* **What the exercise asks**: Omit all pictures, then retype the data exactly as given.

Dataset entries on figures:
## begin
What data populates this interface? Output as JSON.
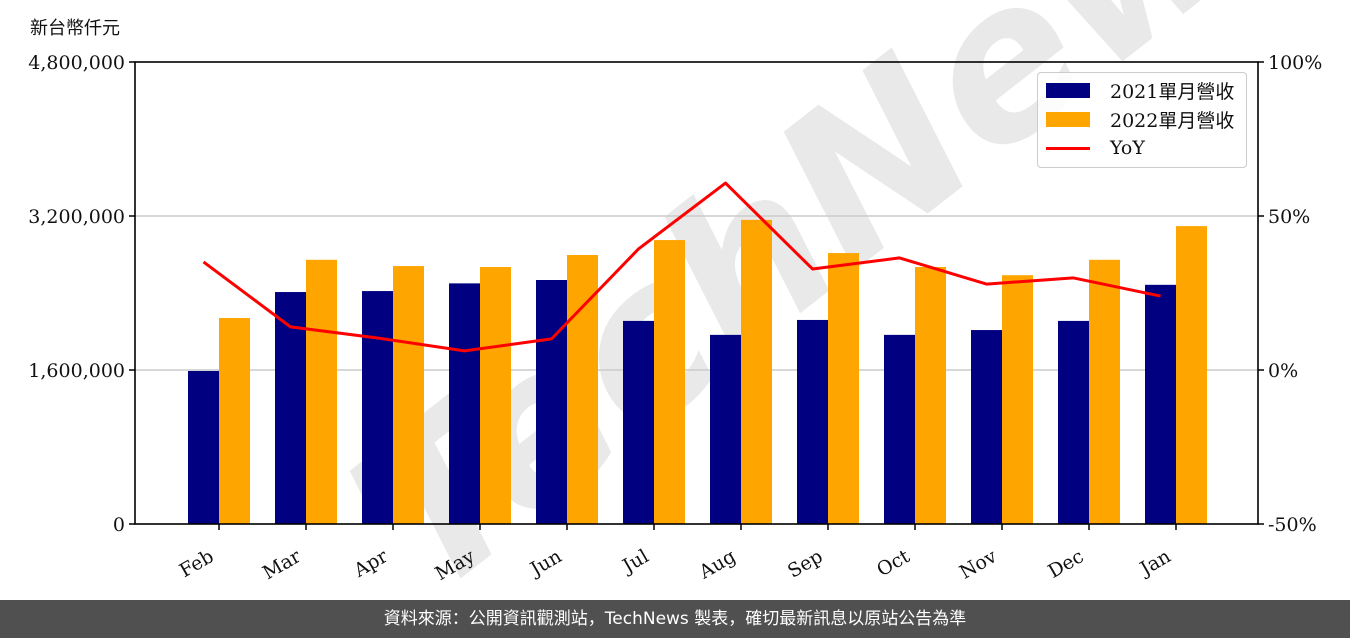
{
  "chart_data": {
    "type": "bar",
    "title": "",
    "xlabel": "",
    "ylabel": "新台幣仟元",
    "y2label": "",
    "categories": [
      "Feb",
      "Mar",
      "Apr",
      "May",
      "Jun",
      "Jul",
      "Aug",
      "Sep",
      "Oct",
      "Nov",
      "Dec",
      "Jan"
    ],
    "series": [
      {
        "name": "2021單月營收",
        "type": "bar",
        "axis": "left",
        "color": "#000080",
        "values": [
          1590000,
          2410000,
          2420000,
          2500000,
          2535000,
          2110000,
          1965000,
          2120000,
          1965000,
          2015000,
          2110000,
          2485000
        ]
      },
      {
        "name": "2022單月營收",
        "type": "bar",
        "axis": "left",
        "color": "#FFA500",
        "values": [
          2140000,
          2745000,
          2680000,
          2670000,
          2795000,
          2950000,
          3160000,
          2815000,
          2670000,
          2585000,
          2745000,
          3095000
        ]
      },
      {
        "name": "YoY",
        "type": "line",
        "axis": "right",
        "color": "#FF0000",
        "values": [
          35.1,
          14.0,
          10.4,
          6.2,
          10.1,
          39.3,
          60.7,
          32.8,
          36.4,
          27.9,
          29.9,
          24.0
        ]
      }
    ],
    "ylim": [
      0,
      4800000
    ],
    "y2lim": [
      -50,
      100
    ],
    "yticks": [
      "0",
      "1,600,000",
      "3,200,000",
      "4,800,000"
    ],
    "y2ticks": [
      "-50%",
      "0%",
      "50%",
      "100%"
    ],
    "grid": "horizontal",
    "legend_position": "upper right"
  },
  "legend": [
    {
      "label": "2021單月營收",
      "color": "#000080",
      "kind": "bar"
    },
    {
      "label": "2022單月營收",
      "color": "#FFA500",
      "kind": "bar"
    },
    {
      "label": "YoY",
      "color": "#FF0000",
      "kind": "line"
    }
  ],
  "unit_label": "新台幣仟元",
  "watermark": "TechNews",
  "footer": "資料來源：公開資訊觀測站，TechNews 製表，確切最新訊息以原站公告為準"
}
## end
* **Written answer**:
What data populates this interface? Output as JSON.
{
  "chart_data": {
    "type": "bar",
    "title": "",
    "xlabel": "",
    "ylabel": "新台幣仟元",
    "y2label": "",
    "categories": [
      "Feb",
      "Mar",
      "Apr",
      "May",
      "Jun",
      "Jul",
      "Aug",
      "Sep",
      "Oct",
      "Nov",
      "Dec",
      "Jan"
    ],
    "series": [
      {
        "name": "2021單月營收",
        "type": "bar",
        "axis": "left",
        "color": "#000080",
        "values": [
          1590000,
          2410000,
          2420000,
          2500000,
          2535000,
          2110000,
          1965000,
          2120000,
          1965000,
          2015000,
          2110000,
          2485000
        ]
      },
      {
        "name": "2022單月營收",
        "type": "bar",
        "axis": "left",
        "color": "#FFA500",
        "values": [
          2140000,
          2745000,
          2680000,
          2670000,
          2795000,
          2950000,
          3160000,
          2815000,
          2670000,
          2585000,
          2745000,
          3095000
        ]
      },
      {
        "name": "YoY",
        "type": "line",
        "axis": "right",
        "color": "#FF0000",
        "values": [
          35.1,
          14.0,
          10.4,
          6.2,
          10.1,
          39.3,
          60.7,
          32.8,
          36.4,
          27.9,
          29.9,
          24.0
        ]
      }
    ],
    "ylim": [
      0,
      4800000
    ],
    "y2lim": [
      -50,
      100
    ],
    "yticks": [
      "0",
      "1,600,000",
      "3,200,000",
      "4,800,000"
    ],
    "y2ticks": [
      "-50%",
      "0%",
      "50%",
      "100%"
    ],
    "grid": "horizontal",
    "legend_position": "upper right"
  },
  "legend": [
    {
      "label": "2021單月營收",
      "color": "#000080",
      "kind": "bar"
    },
    {
      "label": "2022單月營收",
      "color": "#FFA500",
      "kind": "bar"
    },
    {
      "label": "YoY",
      "color": "#FF0000",
      "kind": "line"
    }
  ],
  "unit_label": "新台幣仟元",
  "watermark": "TechNews",
  "footer": "資料來源：公開資訊觀測站，TechNews 製表，確切最新訊息以原站公告為準"
}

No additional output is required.